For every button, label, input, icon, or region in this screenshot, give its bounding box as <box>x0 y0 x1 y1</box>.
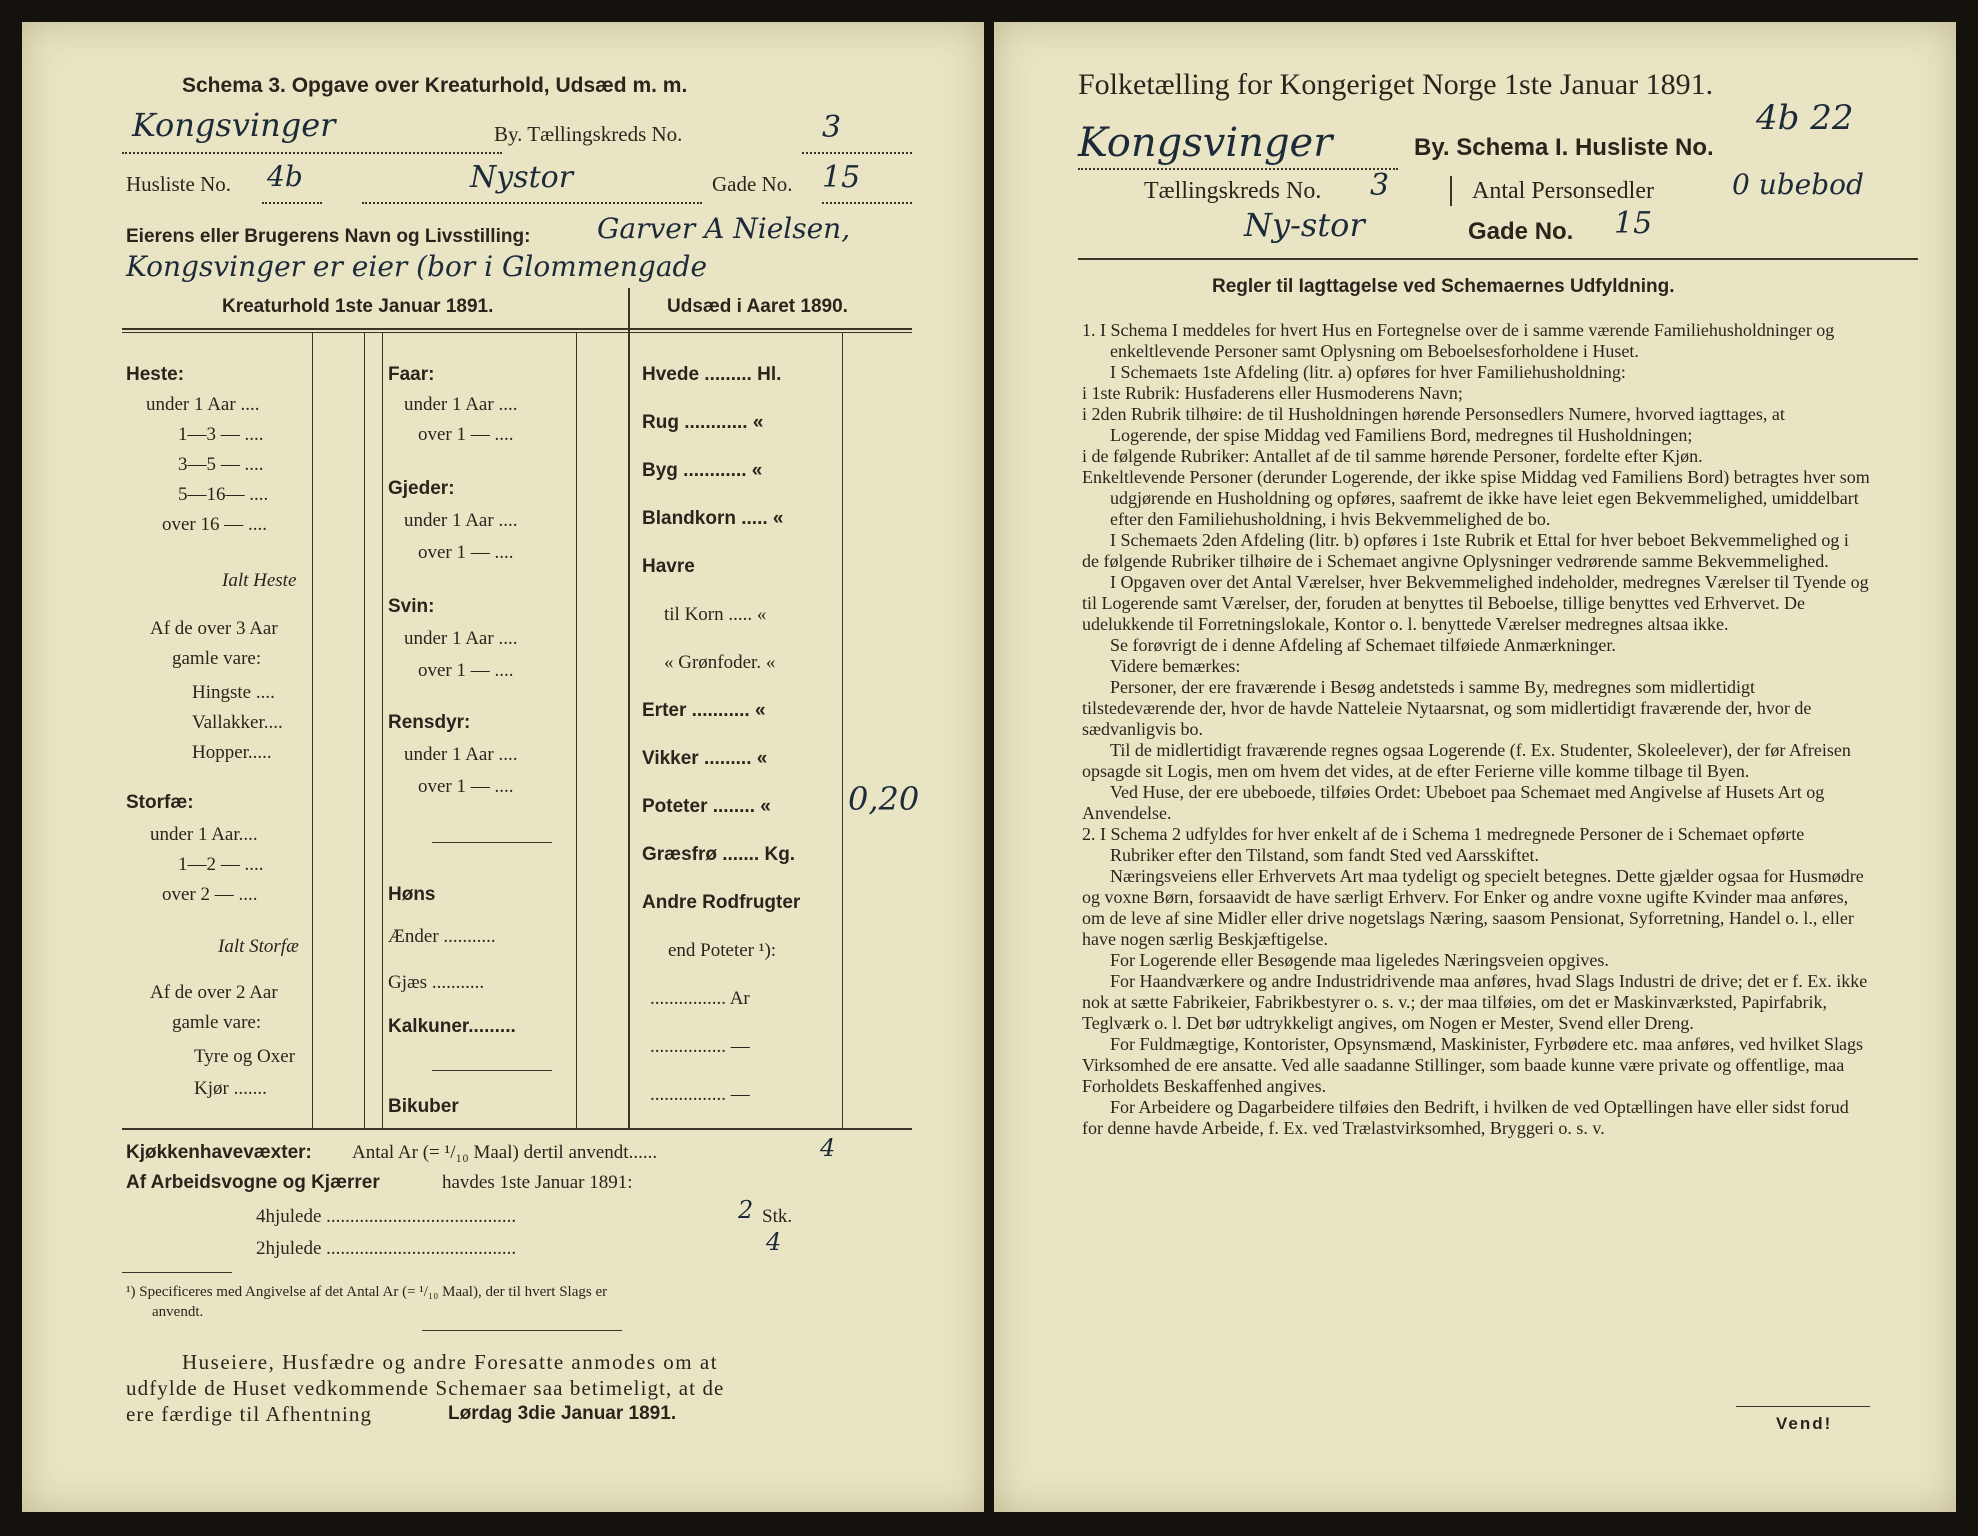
rule-paragraph: For Fuldmægtige, Kontorister, Opsynsmænd, Maskinister, Fyrbødere etc. maa anføres, ved hvilket Slags Virksomhed de ere ansatte. Ved alle saadanne Stillinger, som baade kunne være private og offentlige, maa Forholdets Beskaffenhed angives. <box>1082 1034 1863 1096</box>
left-gade-handwriting: Nystor <box>470 160 574 195</box>
right-schema-label: By. Schema I. Husliste No. <box>1414 134 1714 161</box>
col3-label: Græsfrø ....... Kg. <box>642 844 796 865</box>
col1-label: Hingste .... <box>192 682 275 703</box>
col1-label: 1—3 — .... <box>178 424 264 445</box>
col3-label: til Korn ..... « <box>664 604 767 625</box>
arbeid-text: havdes 1ste Januar 1891: <box>442 1172 633 1193</box>
right-antal-label: Antal Personsedler <box>1472 178 1654 204</box>
poteter-handwriting: 0,20 <box>848 780 920 818</box>
kjokken-text: Antal Ar (= ¹/₁₀ Maal) dertil anvendt...... <box>352 1142 658 1163</box>
right-gade-handwriting: Ny-stor <box>1244 206 1365 244</box>
rule-paragraph: For Arbeidere og Dagarbeidere tilføies den Bedrift, i hvilken de ved Optællingen have eller sidst forud for denne havde Arbeide, f. Ex. ved Trælastvirksomhed, Bryggeri o. s. v. <box>1082 1097 1849 1138</box>
footnote-line-2: anvendt. <box>152 1304 204 1320</box>
right-kreds-handwriting: 3 <box>1370 168 1390 203</box>
left-gade-no-handwriting: 15 <box>822 160 861 195</box>
right-title: Folketælling for Kongeriget Norge 1ste Januar 1891. <box>1078 68 1714 101</box>
col3-label: Erter ........... « <box>642 700 766 721</box>
col2-label: over 1 — .... <box>418 776 514 797</box>
col2-label: under 1 Aar .... <box>404 628 518 649</box>
right-gade-label: Gade No. <box>1468 218 1574 245</box>
arbeid-label: Af Arbeidsvogne og Kjærrer <box>126 1172 380 1193</box>
col3-label: Poteter ........ « <box>642 796 771 817</box>
col2-label: under 1 Aar .... <box>404 394 518 415</box>
col2-label: Gjæs ........... <box>388 972 485 993</box>
col1-label: gamle vare: <box>172 648 262 669</box>
footnote-line-1: ¹) Specificeres med Angivelse af det Antal Ar (= ¹/₁₀ Maal), der til hvert Slags er <box>126 1284 608 1300</box>
col1-label: 5—16— .... <box>178 484 269 505</box>
left-kreds-handwriting: 3 <box>822 110 842 145</box>
rule-paragraph: i 2den Rubrik tilhøire: de til Husholdningen hørende Personsedlers Numere, hvorved iagttages, at Logerende, der spise Middag ved Familiens Bord, medregnes til Husholdningen; <box>1082 404 1785 445</box>
rule-paragraph: Se forøvrigt de i denne Afdeling af Schemaet tilføiede Anmærkninger. <box>1110 635 1616 655</box>
owner-label: Eierens eller Brugerens Navn og Livsstilling: <box>126 226 531 247</box>
col2-label: under 1 Aar .... <box>404 744 518 765</box>
col3-label: Blandkorn ..... « <box>642 508 784 529</box>
col2-label: over 1 — .... <box>418 424 514 445</box>
right-title-handwriting: 4b 22 <box>1756 98 1854 138</box>
col1-label: Af de over 3 Aar <box>150 618 278 639</box>
col2-label: Gjeder: <box>388 478 455 499</box>
owner-handwriting-1: Garver A Nielsen, <box>597 212 851 245</box>
rule-paragraph: Personer, der ere fraværende i Besøg andetsteds i samme By, medregnes som midlertidigt tilstedeværende der, hvor de havde Natteleie Nytaarsnat, og som midlertidigt fraværende der, hvor de sædvanligvis bo. <box>1082 677 1812 739</box>
col1-label: under 1 Aar.... <box>150 824 258 845</box>
rule-paragraph: I Schemaets 1ste Afdeling (litr. a) opføres for hver Familiehusholdning: <box>1110 362 1626 382</box>
col2-label: Svin: <box>388 596 435 617</box>
col2-label: Rensdyr: <box>388 712 471 733</box>
left-husliste-handwriting: 4b <box>267 160 303 193</box>
col1-label: over 2 — .... <box>162 884 258 905</box>
rule-paragraph: For Haandværkere og andre Industridrivende maa anføres, hvad Slags Industri de drive; det er f. Ex. ikke nok at sætte Fabrikeier, Fabrikbestyrer o. s. v.; der maa tilføies, om det er Maskinværksted, Papirfabrik, Teglværk o. l. Det bør udtrykkeligt angives, om Nogen er Mester, Svend eller Dreng. <box>1082 971 1868 1033</box>
col1-label: Vallakker.... <box>192 712 283 733</box>
kreaturhold-header: Kreaturhold 1ste Januar 1891. <box>222 296 494 317</box>
rule-paragraph: Næringsveiens eller Erhvervets Art maa tydeligt og specielt betegnes. Dette gjælder ogsaa for Husmødre og voxne Børn, forsaavidt de have særligt Erhverv. For Enker og andre voxne ugifte Kvinder maa anføres, om de leve af sine Midler eller drive nogetslags Næring, saasom Pensionat, Syforretning, Handel o. l., eller have nogen særlig Beskjæftigelse. <box>1082 866 1864 949</box>
rule-paragraph: Ved Huse, der ere ubeboede, tilføies Ordet: Ubeboet paa Schemaet med Angivelse af Husets Art og Anvendelse. <box>1082 782 1825 823</box>
notice-date: Lørdag 3die Januar 1891. <box>448 1403 677 1424</box>
col3-label: Havre <box>642 556 695 577</box>
notice-line-2: udfylde de Huset vedkommende Schemaer saa betimeligt, at de <box>126 1376 725 1400</box>
col1-label: Hopper..... <box>192 742 272 763</box>
col3-label: end Poteter ¹): <box>668 940 777 961</box>
rule-paragraph: 2. I Schema 2 udfyldes for hver enkelt af de i Schema 1 medregnede Personer de i Schemaet opførte Rubriker efter den Tilstand, som fandt Sted ved Aarsskiftet. <box>1082 824 1805 865</box>
col3-label: Byg ............ « <box>642 460 763 481</box>
col3-label: Vikker ......... « <box>642 748 768 769</box>
left-page-schema-3 <box>22 22 984 1512</box>
col2-label: Bikuber <box>388 1096 459 1117</box>
col1-label: Kjør ....... <box>194 1078 267 1099</box>
kjokken-label: Kjøkkenhavevæxter: <box>126 1142 312 1163</box>
rule-paragraph: i 1ste Rubrik: Husfaderens eller Husmoderens Navn; <box>1082 383 1463 403</box>
col3-label: « Grønfoder. « <box>664 652 776 673</box>
rule-paragraph: Enkeltlevende Personer (derunder Logerende, der ikke spise Middag ved Familiens Bord) betragtes hver som udgjørende en Husholdning og opføres, saafremt de ikke have leiet egen Bekvemmelighed, umiddelbart efter den Familiehusholdning, i hvis Bekvemmelighed de bo. <box>1082 467 1870 529</box>
right-page-schema-1 <box>994 22 1956 1512</box>
right-antal-handwriting: 0 ubebod <box>1732 168 1864 201</box>
col3-label: Hvede ......... Hl. <box>642 364 782 385</box>
two-wheeled-handwriting: 4 <box>766 1228 782 1256</box>
left-by-handwriting: Kongsvinger <box>132 106 336 144</box>
left-husliste-label: Husliste No. <box>126 172 231 196</box>
right-kreds-label: Tællingskreds No. <box>1144 178 1322 204</box>
notice-line-3: ere færdige til Afhentning <box>126 1402 373 1426</box>
rules-body <box>1082 320 1870 1139</box>
col2-label: Ænder ........... <box>388 926 496 947</box>
stk-label: Stk. <box>762 1206 793 1227</box>
col2-label: Høns <box>388 884 436 905</box>
right-gade-no-handwriting: 15 <box>1614 206 1653 241</box>
four-wheeled-handwriting: 2 <box>738 1196 754 1224</box>
col1-label: Af de over 2 Aar <box>150 982 278 1003</box>
left-by-label: By. Tællingskreds No. <box>494 122 683 146</box>
notice-line-1: Huseiere, Husfædre og andre Foresatte anmodes om at <box>182 1350 719 1374</box>
col3-label: ................ Ar <box>650 988 750 1009</box>
col3-label: ................ — <box>650 1084 750 1105</box>
left-title: Schema 3. Opgave over Kreaturhold, Udsæd m. m. <box>182 74 688 97</box>
col2-label: Kalkuner......... <box>388 1016 516 1037</box>
col2-label: over 1 — .... <box>418 660 514 681</box>
col1-label: Storfæ: <box>126 792 194 813</box>
vend-label: Vend! <box>1776 1414 1833 1433</box>
rule-paragraph: Videre bemærkes: <box>1110 656 1241 676</box>
col1-label: Heste: <box>126 364 185 385</box>
col3-label: ................ — <box>650 1036 750 1057</box>
col3-label: Rug ............ « <box>642 412 764 433</box>
rules-title: Regler til Iagttagelse ved Schemaernes Udfyldning. <box>1212 276 1675 297</box>
left-gade-label: Gade No. <box>712 172 793 196</box>
col1-label: 1—2 — .... <box>178 854 264 875</box>
col1-label: Ialt Heste <box>222 570 297 591</box>
kjokken-handwriting: 4 <box>820 1134 836 1162</box>
col1-label: gamle vare: <box>172 1012 262 1033</box>
col1-label: 3—5 — .... <box>178 454 264 475</box>
col1-label: over 16 — .... <box>162 514 268 535</box>
rule-paragraph: Til de midlertidigt fraværende regnes ogsaa Logerende (f. Ex. Studenter, Skoleelever), der før Afreisen opsagde sit Logis, men om hvem det vides, at de efter Ferierne ville komme tilbage til Byen. <box>1082 740 1851 781</box>
col1-label: Tyre og Oxer <box>194 1046 296 1067</box>
rule-paragraph: 1. I Schema I meddeles for hvert Hus en Fortegnelse over de i samme værende Familiehusholdninger og enkeltlevende Personer samt Oplysning om Beboelsesforholdene i Huset. <box>1082 320 1835 361</box>
rule-paragraph: For Logerende eller Besøgende maa ligeledes Næringsveien opgives. <box>1110 950 1609 970</box>
owner-handwriting-2: Kongsvinger er eier (bor i Glommengade <box>126 250 708 283</box>
rule-paragraph: i de følgende Rubriker: Antallet af de til samme hørende Personer, fordelte efter Kjøn. <box>1082 446 1703 466</box>
col2-label: under 1 Aar .... <box>404 510 518 531</box>
col2-label: over 1 — .... <box>418 542 514 563</box>
right-by-handwriting: Kongsvinger <box>1078 120 1333 166</box>
col2-label: Faar: <box>388 364 435 385</box>
rule-paragraph: I Opgaven over det Antal Værelser, hver Bekvemmelighed indeholder, medregnes Værelser til Tyende og til Logerende samt Værelser, der, foruden at benyttes til Beboelse, tillige benyttes ved Erhvervet. De udelukkende til Forretningslokale, Kontor o. l. benyttede Værelser medregnes altsaa ikke. <box>1082 572 1869 634</box>
col1-label: Ialt Storfæ <box>218 936 299 957</box>
four-wheeled-label: 4hjulede ........................................ <box>256 1206 517 1227</box>
two-wheeled-label: 2hjulede ........................................ <box>256 1238 517 1259</box>
rule-paragraph: I Schemaets 2den Afdeling (litr. b) opføres i 1ste Rubrik et Ettal for hver beboet Bekvemmelighed og i de følgende Rubriker tilhøire de i Schemaet angivne Oplysninger vedrørende samme Bekvemmelighed. <box>1082 530 1849 571</box>
col3-label: Andre Rodfrugter <box>642 892 801 913</box>
udsaed-header: Udsæd i Aaret 1890. <box>667 296 848 317</box>
col1-label: under 1 Aar .... <box>146 394 260 415</box>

---+---

DIRECTIONS FOR THIS TASK =>
Rewrite the lines from the one containing "1034 1863 1096</box>" through the one containing "arbeid-label: Af Arbeidsvogne", putting "Husstandsliste" in place of "Husliste" and leaving everything else unchanged. Give only those lines.

RESULT FOR THIS TASK =>
rule-paragraph: For Fuldmægtige, Kontorister, Opsynsmænd, Maskinister, Fyrbødere etc. maa anføres, ved hvilket Slags Virksomhed de ere ansatte. Ved alle saadanne Stillinger, som baade kunne være private og offentlige, maa Forholdets Beskaffenhed angives. <box>1082 1034 1863 1096</box>
left-gade-handwriting: Nystor <box>470 160 574 195</box>
right-schema-label: By. Schema I. Husstandsliste No. <box>1414 134 1714 161</box>
col3-label: Græsfrø ....... Kg. <box>642 844 796 865</box>
col1-label: Hingste .... <box>192 682 275 703</box>
col1-label: 1—3 — .... <box>178 424 264 445</box>
col3-label: til Korn ..... « <box>664 604 767 625</box>
arbeid-text: havdes 1ste Januar 1891: <box>442 1172 633 1193</box>
right-antal-label: Antal Personsedler <box>1472 178 1654 204</box>
poteter-handwriting: 0,20 <box>848 780 920 818</box>
kjokken-text: Antal Ar (= ¹/₁₀ Maal) dertil anvendt...... <box>352 1142 658 1163</box>
right-gade-handwriting: Ny-stor <box>1244 206 1365 244</box>
rule-paragraph: For Arbeidere og Dagarbeidere tilføies den Bedrift, i hvilken de ved Optællingen have eller sidst forud for denne havde Arbeide, f. Ex. ved Trælastvirksomhed, Bryggeri o. s. v. <box>1082 1097 1849 1138</box>
footnote-line-2: anvendt. <box>152 1304 204 1320</box>
right-kreds-handwriting: 3 <box>1370 168 1390 203</box>
left-gade-no-handwriting: 15 <box>822 160 861 195</box>
right-title: Folketælling for Kongeriget Norge 1ste Januar 1891. <box>1078 68 1714 101</box>
col3-label: Erter ........... « <box>642 700 766 721</box>
col2-label: over 1 — .... <box>418 776 514 797</box>
col2-label: under 1 Aar .... <box>404 628 518 649</box>
right-gade-label: Gade No. <box>1468 218 1574 245</box>
arbeid-label: Af Arbeidsvogne og Kjærrer <box>126 1172 380 1193</box>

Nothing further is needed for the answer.